### What you have to do
Repeat every entry word for word, skipping the pictures.

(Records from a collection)
'''
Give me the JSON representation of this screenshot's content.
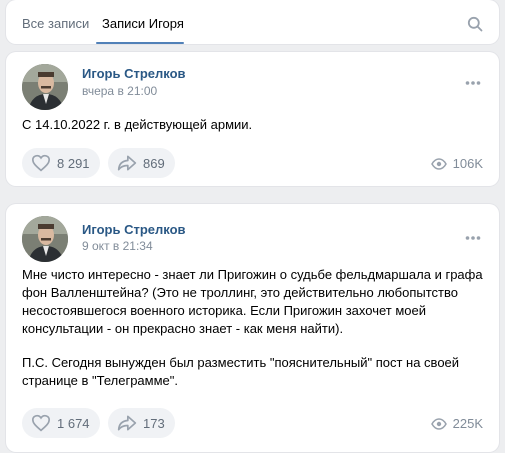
{
  "tabs": {
    "all_posts": "Все записи",
    "author_posts": "Записи Игоря"
  },
  "posts": [
    {
      "author": "Игорь Стрелков",
      "time": "вчера в 21:00",
      "text": "С 14.10.2022 г. в действующей армии.",
      "likes": "8 291",
      "shares": "869",
      "views": "106K"
    },
    {
      "author": "Игорь Стрелков",
      "time": "9 окт в 21:34",
      "text_p1": "Мне чисто интересно - знает ли Пригожин о судьбе фельдмаршала и графа фон Валленштейна? (Это не троллинг, это действительно любопытство несостоявшегося военного историка. Если Пригожин захочет моей консультации - он прекрасно знает - как меня найти).",
      "text_p2": "П.С. Сегодня вынужден был разместить \"пояснительный\" пост на своей странице в \"Телеграмме\".",
      "likes": "1 674",
      "shares": "173",
      "views": "225K"
    }
  ],
  "colors": {
    "link": "#2a5885",
    "accent": "#5181b8",
    "secondary": "#818c99",
    "background": "#edeef0"
  },
  "icons": [
    "search-icon",
    "more-icon",
    "heart-icon",
    "share-icon",
    "eye-icon"
  ]
}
'''
### Task answer
Give me the JSON representation of this screenshot's content.
{
  "tabs": {
    "all_posts": "Все записи",
    "author_posts": "Записи Игоря"
  },
  "posts": [
    {
      "author": "Игорь Стрелков",
      "time": "вчера в 21:00",
      "text": "С 14.10.2022 г. в действующей армии.",
      "likes": "8 291",
      "shares": "869",
      "views": "106K"
    },
    {
      "author": "Игорь Стрелков",
      "time": "9 окт в 21:34",
      "text_p1": "Мне чисто интересно - знает ли Пригожин о судьбе фельдмаршала и графа фон Валленштейна? (Это не троллинг, это действительно любопытство несостоявшегося военного историка. Если Пригожин захочет моей консультации - он прекрасно знает - как меня найти).",
      "text_p2": "П.С. Сегодня вынужден был разместить \"пояснительный\" пост на своей странице в \"Телеграмме\".",
      "likes": "1 674",
      "shares": "173",
      "views": "225K"
    }
  ],
  "colors": {
    "link": "#2a5885",
    "accent": "#5181b8",
    "secondary": "#818c99",
    "background": "#edeef0"
  },
  "icons": [
    "search-icon",
    "more-icon",
    "heart-icon",
    "share-icon",
    "eye-icon"
  ]
}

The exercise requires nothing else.